§ WORK INSTRUCTIONS: Return each line of the entries that mentions the word "JSON".

§ Saved entries:
┄┄┄┄┄┄┄┄┄┄┄┄┄┄┄┄┄┄┄┄
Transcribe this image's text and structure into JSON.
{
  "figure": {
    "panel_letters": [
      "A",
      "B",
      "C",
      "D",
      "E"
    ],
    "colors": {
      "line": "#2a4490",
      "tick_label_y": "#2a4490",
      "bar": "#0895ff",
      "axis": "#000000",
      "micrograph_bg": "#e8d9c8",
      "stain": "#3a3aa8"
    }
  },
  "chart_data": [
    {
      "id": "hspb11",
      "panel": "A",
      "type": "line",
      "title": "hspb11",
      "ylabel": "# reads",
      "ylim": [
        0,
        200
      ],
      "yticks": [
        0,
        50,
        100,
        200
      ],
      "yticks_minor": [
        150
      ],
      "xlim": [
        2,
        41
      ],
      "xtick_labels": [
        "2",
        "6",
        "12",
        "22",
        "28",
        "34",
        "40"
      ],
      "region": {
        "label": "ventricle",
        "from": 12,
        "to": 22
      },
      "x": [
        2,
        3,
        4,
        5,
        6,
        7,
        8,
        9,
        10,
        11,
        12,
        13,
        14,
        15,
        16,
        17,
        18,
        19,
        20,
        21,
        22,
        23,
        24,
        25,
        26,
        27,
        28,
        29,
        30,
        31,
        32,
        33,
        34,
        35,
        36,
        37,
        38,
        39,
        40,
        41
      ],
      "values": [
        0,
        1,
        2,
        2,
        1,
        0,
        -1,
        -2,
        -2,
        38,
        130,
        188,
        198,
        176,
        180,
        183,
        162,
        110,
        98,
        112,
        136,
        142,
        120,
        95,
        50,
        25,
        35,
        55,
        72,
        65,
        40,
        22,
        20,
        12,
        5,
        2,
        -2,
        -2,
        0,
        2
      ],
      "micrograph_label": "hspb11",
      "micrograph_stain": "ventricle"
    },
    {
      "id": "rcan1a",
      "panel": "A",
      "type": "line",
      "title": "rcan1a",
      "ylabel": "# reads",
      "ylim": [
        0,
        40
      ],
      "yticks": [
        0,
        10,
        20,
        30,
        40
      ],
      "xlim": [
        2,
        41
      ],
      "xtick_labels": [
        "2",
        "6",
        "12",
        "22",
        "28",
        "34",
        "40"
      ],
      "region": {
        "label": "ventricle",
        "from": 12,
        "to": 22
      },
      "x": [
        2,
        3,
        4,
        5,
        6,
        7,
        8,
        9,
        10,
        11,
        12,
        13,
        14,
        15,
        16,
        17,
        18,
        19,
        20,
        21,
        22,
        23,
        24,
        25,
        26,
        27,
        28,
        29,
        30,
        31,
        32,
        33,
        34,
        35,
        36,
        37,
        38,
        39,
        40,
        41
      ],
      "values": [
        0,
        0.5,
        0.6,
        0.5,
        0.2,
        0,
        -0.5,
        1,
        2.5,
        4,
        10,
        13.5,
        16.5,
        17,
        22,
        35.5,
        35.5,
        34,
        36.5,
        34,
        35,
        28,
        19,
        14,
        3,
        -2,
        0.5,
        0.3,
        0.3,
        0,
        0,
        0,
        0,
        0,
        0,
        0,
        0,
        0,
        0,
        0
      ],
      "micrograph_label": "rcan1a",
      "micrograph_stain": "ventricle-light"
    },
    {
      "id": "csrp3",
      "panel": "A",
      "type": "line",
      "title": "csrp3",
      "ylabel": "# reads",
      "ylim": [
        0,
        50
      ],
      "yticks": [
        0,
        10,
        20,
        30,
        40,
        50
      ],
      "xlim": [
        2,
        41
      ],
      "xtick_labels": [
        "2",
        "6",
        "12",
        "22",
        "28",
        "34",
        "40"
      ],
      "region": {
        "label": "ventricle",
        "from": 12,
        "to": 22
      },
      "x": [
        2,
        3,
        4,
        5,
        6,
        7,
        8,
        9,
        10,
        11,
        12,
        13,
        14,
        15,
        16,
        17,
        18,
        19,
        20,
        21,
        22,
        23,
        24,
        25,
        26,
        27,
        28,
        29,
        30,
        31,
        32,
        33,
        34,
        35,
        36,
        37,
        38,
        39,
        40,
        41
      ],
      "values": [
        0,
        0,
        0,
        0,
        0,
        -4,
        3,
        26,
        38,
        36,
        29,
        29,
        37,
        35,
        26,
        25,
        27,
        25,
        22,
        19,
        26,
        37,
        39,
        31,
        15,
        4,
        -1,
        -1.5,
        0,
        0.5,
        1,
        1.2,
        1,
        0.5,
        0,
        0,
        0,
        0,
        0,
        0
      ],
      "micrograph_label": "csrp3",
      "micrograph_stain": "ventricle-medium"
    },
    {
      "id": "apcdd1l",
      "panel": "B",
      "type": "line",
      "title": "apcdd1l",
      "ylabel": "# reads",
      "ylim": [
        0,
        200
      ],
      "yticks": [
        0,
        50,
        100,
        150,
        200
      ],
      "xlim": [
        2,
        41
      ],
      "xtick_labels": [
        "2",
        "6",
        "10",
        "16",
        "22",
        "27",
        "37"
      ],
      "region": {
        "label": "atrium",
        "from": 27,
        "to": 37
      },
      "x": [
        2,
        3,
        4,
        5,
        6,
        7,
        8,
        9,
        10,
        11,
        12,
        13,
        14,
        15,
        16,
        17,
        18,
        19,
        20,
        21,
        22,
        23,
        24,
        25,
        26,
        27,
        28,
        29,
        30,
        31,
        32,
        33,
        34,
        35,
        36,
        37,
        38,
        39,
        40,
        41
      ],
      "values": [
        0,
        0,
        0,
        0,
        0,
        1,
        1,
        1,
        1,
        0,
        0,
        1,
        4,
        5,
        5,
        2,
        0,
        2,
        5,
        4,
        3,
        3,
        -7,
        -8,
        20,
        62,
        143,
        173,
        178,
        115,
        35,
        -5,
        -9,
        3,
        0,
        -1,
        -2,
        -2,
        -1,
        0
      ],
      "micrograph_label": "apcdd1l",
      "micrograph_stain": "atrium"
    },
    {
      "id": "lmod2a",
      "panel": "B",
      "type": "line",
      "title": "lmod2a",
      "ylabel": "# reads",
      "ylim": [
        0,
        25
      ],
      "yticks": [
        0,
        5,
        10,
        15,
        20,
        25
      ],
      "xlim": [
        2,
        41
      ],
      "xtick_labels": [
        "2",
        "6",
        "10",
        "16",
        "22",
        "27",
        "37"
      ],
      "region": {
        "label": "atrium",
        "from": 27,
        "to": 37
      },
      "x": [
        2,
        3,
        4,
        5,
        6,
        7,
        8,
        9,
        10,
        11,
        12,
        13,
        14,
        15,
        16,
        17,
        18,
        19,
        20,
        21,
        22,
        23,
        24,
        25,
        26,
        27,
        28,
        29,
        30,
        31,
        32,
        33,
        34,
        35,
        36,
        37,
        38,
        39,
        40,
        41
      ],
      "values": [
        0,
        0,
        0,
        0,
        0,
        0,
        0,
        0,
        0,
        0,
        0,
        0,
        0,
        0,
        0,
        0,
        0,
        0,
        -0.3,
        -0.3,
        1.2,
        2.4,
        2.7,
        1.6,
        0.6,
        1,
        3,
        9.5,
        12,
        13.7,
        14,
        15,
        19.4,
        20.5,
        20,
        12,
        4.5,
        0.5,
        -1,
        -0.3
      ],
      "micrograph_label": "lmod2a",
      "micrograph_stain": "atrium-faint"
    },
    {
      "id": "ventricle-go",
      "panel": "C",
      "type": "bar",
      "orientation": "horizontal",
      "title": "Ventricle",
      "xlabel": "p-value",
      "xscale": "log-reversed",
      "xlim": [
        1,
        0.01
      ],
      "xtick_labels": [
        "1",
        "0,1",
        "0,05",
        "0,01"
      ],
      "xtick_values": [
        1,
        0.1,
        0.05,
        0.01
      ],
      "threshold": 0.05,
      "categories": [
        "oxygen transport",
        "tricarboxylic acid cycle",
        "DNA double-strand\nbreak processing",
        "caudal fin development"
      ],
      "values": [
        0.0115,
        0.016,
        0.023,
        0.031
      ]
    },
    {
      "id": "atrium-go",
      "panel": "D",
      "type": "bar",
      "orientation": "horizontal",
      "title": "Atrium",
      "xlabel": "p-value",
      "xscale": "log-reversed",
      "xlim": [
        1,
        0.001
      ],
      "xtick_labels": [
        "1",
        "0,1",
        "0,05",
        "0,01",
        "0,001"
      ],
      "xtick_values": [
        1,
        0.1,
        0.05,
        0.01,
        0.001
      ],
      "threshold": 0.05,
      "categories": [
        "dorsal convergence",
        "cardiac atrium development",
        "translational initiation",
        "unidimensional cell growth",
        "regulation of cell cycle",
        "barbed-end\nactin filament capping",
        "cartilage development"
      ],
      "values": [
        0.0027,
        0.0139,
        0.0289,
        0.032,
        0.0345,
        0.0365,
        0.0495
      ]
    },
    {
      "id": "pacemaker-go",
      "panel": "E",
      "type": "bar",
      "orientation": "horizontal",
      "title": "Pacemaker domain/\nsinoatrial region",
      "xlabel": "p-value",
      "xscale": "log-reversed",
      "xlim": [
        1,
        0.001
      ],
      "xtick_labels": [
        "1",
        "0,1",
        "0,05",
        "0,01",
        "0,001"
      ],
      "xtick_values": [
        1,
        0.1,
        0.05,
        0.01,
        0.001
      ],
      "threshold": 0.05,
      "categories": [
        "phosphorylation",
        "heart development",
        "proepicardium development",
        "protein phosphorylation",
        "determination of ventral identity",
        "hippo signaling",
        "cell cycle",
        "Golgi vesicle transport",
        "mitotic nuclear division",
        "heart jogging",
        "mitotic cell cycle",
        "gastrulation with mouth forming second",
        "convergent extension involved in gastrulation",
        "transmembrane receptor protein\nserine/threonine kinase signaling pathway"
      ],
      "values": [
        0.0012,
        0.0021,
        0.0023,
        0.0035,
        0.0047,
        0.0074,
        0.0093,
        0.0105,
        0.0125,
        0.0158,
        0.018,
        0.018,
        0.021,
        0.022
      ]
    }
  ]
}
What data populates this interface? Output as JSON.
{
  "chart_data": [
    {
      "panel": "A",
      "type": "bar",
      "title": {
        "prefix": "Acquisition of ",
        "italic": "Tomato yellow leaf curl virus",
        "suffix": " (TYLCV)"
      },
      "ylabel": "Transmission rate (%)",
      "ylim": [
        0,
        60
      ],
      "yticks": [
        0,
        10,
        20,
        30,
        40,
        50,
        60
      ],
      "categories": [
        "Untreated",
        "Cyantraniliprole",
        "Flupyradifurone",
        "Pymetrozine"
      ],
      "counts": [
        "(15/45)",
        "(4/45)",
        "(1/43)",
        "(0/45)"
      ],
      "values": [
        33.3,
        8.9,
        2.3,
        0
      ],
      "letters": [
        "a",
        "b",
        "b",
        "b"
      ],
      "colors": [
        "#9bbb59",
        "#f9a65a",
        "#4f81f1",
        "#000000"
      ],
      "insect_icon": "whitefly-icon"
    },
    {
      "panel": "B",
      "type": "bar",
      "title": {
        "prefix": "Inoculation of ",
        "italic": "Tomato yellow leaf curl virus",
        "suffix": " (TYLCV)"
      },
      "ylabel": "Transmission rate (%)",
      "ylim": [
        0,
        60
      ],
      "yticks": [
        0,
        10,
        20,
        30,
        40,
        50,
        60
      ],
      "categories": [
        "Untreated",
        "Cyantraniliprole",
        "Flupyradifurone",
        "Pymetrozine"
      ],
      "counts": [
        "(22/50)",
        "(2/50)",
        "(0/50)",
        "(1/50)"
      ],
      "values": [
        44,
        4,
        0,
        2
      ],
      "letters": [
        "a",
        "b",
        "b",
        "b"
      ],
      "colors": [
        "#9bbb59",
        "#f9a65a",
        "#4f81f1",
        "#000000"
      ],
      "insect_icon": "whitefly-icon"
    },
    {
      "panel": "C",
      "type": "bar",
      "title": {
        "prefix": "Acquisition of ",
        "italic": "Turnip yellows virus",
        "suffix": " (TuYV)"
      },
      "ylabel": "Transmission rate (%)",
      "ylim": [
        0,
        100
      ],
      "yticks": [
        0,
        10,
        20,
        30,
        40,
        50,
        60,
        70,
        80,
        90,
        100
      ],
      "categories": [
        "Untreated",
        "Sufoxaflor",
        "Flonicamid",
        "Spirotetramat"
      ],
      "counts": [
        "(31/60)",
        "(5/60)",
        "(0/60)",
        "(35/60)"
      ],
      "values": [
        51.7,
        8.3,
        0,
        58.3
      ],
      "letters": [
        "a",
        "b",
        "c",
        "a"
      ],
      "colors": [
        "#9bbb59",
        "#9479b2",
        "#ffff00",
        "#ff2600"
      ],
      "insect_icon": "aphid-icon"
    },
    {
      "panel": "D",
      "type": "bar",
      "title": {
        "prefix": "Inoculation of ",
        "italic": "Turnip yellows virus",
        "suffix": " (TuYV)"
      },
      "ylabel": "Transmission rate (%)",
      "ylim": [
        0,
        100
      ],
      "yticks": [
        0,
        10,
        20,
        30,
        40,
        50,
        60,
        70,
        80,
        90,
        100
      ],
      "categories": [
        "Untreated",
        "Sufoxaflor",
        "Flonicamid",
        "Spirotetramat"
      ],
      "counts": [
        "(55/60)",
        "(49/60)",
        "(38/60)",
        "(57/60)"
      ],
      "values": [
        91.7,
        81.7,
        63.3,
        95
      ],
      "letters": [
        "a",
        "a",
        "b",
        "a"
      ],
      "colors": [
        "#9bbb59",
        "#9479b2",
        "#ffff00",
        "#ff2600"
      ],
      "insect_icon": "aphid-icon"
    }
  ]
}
┄┄┄┄┄┄┄┄┄┄┄┄┄┄┄┄┄┄┄┄
§ EXERCISE RESULT:
Transcribe this image's text and structure into JSON.
What data populates this interface? Output as JSON.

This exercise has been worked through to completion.